------ STORED DATA ------

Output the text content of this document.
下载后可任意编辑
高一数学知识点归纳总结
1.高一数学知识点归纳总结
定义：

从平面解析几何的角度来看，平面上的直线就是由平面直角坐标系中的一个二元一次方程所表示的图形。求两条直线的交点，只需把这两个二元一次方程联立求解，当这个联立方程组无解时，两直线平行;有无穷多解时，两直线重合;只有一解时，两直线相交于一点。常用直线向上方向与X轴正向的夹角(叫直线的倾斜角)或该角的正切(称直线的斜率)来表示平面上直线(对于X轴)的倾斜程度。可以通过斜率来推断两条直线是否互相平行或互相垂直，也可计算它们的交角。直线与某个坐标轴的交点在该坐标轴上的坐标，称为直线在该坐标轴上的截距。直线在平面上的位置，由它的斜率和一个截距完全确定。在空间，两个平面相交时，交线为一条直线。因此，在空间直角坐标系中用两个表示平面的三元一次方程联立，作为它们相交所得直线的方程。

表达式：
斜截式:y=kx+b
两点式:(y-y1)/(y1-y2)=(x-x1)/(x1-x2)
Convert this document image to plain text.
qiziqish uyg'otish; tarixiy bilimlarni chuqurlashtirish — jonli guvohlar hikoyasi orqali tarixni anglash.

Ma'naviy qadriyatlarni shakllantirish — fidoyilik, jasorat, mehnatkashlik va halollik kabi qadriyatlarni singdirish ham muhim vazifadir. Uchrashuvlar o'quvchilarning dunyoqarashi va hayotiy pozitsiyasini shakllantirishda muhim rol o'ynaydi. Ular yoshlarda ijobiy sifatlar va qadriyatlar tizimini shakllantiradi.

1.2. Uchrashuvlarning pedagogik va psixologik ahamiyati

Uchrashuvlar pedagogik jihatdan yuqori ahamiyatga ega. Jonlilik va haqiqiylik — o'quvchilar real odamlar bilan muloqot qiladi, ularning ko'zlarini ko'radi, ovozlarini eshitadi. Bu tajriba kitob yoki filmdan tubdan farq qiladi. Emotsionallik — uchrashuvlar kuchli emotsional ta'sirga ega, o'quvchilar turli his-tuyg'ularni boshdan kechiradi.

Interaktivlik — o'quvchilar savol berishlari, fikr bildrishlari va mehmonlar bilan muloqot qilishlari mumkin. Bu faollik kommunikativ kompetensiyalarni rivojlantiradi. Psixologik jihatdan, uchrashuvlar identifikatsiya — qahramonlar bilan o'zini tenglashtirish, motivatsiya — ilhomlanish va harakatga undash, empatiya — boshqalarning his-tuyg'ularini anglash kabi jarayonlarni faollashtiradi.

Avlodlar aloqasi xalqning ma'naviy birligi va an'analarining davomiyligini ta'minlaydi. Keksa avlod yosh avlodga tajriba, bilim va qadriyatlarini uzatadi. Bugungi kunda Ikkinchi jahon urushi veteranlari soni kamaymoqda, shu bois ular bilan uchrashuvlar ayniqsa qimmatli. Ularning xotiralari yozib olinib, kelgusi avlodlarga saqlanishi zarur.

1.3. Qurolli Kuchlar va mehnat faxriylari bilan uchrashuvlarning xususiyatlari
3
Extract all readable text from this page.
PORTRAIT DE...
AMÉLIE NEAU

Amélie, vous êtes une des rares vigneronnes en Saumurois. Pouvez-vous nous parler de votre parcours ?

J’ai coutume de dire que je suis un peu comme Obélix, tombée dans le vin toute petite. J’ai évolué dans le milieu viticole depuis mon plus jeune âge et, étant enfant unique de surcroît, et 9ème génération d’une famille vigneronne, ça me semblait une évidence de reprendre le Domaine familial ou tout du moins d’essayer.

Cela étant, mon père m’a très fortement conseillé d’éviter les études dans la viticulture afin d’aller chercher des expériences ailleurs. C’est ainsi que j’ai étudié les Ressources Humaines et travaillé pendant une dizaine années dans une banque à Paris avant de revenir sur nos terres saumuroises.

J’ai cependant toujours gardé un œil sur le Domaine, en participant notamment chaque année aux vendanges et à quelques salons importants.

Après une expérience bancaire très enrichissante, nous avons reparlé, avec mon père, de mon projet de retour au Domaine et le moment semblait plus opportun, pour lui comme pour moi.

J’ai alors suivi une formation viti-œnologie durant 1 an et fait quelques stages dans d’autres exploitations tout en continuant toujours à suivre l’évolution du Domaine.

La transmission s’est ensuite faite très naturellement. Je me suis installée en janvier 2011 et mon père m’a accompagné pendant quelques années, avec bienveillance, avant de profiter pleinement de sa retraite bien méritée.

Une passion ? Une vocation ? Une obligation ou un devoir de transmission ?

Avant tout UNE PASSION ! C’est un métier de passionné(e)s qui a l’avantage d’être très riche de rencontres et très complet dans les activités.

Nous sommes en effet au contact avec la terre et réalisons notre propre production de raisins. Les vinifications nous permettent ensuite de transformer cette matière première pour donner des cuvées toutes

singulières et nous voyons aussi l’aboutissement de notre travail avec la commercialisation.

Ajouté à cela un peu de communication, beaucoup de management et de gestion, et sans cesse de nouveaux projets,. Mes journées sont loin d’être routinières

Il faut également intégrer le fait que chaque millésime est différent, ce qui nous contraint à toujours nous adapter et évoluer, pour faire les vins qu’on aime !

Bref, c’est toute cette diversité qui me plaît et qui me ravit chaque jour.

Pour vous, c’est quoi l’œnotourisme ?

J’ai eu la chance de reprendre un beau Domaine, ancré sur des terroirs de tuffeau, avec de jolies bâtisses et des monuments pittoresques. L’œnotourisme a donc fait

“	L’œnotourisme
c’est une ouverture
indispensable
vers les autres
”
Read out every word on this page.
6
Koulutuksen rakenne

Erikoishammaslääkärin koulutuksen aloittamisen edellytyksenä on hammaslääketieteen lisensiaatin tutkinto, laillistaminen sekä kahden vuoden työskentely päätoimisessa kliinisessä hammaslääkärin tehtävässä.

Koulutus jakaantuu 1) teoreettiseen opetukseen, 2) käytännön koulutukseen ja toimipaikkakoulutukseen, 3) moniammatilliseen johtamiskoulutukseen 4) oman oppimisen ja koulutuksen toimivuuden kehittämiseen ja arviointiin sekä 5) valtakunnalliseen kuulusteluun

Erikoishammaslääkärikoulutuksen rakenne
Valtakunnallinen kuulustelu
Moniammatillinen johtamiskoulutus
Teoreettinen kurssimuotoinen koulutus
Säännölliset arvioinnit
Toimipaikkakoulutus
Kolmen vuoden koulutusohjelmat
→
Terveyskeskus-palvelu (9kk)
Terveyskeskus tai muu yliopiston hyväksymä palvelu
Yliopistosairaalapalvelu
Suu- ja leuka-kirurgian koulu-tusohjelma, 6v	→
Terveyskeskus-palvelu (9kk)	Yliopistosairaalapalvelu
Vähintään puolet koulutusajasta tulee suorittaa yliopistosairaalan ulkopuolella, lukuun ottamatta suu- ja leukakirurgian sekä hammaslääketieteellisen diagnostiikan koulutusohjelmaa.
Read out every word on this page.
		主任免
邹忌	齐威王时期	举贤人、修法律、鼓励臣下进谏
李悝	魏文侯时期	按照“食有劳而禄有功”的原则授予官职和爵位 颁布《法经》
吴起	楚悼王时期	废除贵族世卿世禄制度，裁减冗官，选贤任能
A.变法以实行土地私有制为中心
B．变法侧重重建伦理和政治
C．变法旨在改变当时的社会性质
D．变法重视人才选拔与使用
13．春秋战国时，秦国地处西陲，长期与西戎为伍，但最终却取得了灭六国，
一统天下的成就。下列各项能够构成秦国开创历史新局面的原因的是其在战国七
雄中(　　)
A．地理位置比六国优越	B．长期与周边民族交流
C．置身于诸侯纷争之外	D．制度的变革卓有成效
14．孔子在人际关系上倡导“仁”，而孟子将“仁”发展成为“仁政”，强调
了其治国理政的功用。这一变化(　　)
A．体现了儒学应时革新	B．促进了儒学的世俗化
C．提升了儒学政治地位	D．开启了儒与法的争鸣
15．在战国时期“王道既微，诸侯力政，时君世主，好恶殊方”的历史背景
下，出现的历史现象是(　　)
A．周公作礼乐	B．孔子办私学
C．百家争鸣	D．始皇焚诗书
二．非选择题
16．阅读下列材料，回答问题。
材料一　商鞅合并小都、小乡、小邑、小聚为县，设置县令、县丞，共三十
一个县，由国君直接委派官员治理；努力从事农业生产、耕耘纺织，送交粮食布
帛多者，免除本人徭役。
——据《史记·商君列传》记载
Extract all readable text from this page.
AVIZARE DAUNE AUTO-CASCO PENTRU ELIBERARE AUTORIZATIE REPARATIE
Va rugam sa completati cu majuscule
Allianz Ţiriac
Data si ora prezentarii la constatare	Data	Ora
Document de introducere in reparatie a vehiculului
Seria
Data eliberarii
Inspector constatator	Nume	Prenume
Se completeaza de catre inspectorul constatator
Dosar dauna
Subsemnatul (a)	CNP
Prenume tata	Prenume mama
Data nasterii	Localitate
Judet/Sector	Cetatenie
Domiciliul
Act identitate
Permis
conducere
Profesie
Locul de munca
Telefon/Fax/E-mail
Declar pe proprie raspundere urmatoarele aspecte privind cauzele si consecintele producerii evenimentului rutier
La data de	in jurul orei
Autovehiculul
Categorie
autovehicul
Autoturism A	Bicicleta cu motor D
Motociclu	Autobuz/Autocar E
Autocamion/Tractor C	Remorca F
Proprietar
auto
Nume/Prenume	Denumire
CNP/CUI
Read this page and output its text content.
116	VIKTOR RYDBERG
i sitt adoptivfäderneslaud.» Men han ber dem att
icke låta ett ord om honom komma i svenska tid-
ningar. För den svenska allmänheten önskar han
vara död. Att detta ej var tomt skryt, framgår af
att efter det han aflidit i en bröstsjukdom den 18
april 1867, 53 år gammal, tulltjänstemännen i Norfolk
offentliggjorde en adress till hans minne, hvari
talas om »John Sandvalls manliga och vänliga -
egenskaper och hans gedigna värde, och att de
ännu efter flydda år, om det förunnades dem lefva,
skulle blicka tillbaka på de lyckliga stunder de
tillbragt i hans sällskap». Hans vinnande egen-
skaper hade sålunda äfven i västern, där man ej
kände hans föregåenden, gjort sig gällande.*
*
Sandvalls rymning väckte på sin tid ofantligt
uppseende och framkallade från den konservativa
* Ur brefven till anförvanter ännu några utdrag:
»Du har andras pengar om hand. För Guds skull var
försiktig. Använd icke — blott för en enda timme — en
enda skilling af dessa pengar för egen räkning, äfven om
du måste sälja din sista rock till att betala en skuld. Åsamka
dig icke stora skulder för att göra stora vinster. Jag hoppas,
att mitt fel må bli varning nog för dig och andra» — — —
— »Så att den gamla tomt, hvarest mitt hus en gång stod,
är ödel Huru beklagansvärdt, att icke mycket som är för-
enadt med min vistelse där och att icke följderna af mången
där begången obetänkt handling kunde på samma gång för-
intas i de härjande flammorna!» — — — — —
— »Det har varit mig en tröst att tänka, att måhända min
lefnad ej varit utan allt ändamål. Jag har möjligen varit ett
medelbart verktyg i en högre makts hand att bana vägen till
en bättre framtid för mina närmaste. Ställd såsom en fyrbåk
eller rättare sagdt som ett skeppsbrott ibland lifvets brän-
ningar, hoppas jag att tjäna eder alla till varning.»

------

* **STATED EXERCISE**: Copy each line of the entries that includes the word "Prenume".

* **SOLUTION TO THIS PROBLEM**:
Inspector constatator	Nume	Prenume
Prenume tata	Prenume mama
Nume/Prenume	Denumire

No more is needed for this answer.